(Extracts from a graphics dataset)
>>>>
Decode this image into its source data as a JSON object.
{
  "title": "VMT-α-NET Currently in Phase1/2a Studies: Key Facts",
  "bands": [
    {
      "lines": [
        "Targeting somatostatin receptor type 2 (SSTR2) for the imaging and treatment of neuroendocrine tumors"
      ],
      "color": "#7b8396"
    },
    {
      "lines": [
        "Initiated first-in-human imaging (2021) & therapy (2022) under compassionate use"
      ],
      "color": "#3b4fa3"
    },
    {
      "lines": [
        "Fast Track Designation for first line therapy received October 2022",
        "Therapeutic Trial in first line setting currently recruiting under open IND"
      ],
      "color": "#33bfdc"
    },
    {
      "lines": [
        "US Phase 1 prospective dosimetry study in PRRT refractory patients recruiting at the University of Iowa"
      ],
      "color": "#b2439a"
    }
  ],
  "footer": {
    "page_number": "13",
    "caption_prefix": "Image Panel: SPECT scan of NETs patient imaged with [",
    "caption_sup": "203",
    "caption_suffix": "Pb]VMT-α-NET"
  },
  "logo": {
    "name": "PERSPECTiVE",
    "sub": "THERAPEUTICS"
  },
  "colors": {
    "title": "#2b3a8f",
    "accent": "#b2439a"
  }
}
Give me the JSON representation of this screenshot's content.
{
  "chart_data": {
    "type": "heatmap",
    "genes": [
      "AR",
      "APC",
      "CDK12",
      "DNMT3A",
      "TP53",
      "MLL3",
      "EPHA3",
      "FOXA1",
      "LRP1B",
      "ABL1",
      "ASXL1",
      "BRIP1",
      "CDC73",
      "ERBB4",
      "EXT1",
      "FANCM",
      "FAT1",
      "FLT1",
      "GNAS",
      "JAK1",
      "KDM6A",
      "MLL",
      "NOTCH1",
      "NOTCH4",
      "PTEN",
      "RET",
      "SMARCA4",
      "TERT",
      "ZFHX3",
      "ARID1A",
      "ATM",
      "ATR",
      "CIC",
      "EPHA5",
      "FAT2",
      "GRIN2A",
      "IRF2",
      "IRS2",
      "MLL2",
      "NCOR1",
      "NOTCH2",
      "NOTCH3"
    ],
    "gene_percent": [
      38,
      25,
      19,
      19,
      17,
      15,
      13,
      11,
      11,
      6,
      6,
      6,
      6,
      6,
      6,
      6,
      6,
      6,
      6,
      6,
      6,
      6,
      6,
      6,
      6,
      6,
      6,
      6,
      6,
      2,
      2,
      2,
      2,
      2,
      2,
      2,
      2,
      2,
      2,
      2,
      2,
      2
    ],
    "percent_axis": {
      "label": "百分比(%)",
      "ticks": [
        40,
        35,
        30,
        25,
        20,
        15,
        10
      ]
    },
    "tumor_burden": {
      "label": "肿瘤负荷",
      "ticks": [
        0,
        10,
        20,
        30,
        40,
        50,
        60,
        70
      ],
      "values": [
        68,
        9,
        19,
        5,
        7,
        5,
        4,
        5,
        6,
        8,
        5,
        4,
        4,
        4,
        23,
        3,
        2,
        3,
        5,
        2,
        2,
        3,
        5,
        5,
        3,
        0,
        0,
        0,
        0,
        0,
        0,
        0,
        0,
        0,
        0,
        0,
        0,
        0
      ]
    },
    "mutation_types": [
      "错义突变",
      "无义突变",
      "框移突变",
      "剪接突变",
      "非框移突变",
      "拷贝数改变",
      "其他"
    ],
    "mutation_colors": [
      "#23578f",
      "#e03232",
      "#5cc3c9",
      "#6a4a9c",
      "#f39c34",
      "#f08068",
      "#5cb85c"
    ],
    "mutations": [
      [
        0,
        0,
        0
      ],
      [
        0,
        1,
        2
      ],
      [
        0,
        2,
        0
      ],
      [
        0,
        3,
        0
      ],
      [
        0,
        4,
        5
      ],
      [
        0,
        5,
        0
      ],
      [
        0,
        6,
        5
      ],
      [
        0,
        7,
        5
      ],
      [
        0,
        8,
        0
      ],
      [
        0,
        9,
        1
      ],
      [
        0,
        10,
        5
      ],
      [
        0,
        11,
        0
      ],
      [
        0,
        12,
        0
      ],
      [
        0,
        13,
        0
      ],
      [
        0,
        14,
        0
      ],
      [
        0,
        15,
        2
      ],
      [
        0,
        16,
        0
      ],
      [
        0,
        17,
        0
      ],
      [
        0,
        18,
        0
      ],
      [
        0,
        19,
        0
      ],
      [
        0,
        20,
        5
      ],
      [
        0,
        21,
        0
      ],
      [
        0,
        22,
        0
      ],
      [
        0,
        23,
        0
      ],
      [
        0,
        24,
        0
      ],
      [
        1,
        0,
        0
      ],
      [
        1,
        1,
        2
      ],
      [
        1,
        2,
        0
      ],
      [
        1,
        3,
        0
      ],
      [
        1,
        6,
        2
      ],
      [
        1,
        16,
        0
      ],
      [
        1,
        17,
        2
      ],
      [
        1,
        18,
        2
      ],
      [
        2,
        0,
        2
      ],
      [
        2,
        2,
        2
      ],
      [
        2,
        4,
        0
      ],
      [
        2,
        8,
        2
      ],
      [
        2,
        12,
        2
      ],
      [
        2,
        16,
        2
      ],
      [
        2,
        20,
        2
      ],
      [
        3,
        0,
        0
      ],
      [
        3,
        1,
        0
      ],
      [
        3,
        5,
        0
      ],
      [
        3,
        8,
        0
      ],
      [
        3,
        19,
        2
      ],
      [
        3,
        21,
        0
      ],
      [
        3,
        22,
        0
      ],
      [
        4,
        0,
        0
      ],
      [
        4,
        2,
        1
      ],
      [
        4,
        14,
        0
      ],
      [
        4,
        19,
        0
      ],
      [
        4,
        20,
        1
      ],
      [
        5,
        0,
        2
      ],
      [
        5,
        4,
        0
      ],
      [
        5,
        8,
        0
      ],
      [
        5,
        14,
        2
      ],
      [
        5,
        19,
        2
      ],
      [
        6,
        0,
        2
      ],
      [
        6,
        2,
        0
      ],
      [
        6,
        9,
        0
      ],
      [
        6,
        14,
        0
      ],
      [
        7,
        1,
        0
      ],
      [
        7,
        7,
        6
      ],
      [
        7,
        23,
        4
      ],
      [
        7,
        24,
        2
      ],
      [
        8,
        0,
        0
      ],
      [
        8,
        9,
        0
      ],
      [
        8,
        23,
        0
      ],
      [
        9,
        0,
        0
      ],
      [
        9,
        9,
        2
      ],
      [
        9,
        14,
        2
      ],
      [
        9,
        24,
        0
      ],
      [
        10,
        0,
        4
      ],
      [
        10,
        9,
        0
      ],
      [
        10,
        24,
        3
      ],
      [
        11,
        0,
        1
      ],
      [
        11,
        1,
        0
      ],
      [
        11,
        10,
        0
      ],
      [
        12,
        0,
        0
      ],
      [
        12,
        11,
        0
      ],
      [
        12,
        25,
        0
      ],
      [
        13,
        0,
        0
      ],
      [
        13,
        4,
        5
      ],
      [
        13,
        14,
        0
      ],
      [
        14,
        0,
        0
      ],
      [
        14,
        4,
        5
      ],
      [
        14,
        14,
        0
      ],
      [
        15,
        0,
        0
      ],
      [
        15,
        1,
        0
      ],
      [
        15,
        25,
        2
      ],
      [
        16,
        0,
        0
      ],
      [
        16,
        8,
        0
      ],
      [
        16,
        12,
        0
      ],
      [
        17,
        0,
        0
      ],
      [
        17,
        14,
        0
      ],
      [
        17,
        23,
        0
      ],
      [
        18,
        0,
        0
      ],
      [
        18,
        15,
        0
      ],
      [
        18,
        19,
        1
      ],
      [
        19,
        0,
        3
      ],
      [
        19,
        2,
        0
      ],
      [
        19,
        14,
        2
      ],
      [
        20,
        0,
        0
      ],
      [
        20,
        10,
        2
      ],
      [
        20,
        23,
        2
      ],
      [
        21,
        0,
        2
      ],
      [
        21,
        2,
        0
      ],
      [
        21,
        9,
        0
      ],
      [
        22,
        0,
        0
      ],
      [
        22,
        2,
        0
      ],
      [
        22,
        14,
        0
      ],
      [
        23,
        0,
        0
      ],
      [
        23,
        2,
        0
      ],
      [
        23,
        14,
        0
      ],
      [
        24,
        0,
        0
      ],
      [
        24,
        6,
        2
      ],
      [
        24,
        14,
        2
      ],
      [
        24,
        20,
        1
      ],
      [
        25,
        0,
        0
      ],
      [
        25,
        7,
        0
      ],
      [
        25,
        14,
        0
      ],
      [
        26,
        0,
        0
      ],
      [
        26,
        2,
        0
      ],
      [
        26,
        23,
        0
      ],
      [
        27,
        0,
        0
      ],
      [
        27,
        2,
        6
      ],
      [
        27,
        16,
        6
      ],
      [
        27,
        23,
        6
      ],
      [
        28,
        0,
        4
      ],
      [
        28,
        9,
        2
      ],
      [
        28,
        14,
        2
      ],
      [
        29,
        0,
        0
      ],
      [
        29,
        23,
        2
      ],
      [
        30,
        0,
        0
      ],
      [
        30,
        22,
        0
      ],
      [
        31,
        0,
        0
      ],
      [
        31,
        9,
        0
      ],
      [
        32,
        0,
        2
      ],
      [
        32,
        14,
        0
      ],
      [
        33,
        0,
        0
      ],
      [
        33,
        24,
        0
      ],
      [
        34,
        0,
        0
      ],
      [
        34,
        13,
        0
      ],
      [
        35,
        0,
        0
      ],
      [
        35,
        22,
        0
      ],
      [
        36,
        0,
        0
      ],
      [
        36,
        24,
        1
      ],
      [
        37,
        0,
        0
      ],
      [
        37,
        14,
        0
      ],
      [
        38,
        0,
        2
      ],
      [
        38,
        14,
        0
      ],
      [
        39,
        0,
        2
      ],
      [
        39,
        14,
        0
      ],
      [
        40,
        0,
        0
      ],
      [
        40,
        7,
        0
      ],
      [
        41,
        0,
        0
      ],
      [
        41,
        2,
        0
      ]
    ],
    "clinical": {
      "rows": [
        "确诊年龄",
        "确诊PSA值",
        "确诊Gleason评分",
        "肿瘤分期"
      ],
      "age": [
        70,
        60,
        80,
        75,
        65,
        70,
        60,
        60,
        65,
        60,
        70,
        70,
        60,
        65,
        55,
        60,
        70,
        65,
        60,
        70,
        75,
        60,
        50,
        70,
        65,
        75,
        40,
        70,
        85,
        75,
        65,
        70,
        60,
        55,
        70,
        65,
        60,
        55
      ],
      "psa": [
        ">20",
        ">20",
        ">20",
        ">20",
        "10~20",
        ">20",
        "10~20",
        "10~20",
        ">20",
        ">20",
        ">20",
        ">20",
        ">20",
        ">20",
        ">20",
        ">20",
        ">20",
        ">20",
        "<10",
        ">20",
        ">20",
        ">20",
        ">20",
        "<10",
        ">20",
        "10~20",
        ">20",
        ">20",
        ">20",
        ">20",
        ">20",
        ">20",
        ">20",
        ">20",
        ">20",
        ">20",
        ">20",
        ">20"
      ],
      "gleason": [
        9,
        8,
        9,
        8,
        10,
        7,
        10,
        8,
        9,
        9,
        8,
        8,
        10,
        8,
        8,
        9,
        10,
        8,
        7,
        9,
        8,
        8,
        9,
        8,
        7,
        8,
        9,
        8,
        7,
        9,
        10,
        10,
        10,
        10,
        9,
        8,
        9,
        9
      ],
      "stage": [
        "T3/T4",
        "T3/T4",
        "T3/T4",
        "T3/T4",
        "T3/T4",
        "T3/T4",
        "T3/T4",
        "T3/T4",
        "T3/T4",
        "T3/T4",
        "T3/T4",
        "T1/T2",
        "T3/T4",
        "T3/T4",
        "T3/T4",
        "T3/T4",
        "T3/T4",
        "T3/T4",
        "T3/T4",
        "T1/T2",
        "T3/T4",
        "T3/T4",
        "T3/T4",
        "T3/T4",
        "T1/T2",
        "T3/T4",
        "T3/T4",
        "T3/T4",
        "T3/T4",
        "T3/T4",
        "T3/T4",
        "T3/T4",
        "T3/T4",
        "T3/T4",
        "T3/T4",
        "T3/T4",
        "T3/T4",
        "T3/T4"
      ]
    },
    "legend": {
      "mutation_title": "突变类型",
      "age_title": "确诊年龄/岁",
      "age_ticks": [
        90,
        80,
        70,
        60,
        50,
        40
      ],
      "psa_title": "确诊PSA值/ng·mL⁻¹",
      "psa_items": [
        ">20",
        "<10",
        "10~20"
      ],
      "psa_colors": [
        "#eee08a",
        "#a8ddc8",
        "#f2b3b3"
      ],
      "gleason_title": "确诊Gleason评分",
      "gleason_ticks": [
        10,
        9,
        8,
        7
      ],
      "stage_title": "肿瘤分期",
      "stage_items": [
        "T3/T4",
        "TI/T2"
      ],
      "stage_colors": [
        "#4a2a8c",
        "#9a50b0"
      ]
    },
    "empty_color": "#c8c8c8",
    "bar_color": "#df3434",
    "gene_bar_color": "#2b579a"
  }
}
<<<<
WORK REQUEST: In the data above, each line holding "this" is to be found and copied.

ANSWER SPACE:
Decode this image into its source data as a JSON object.
Give me the JSON representation of this screenshot's content.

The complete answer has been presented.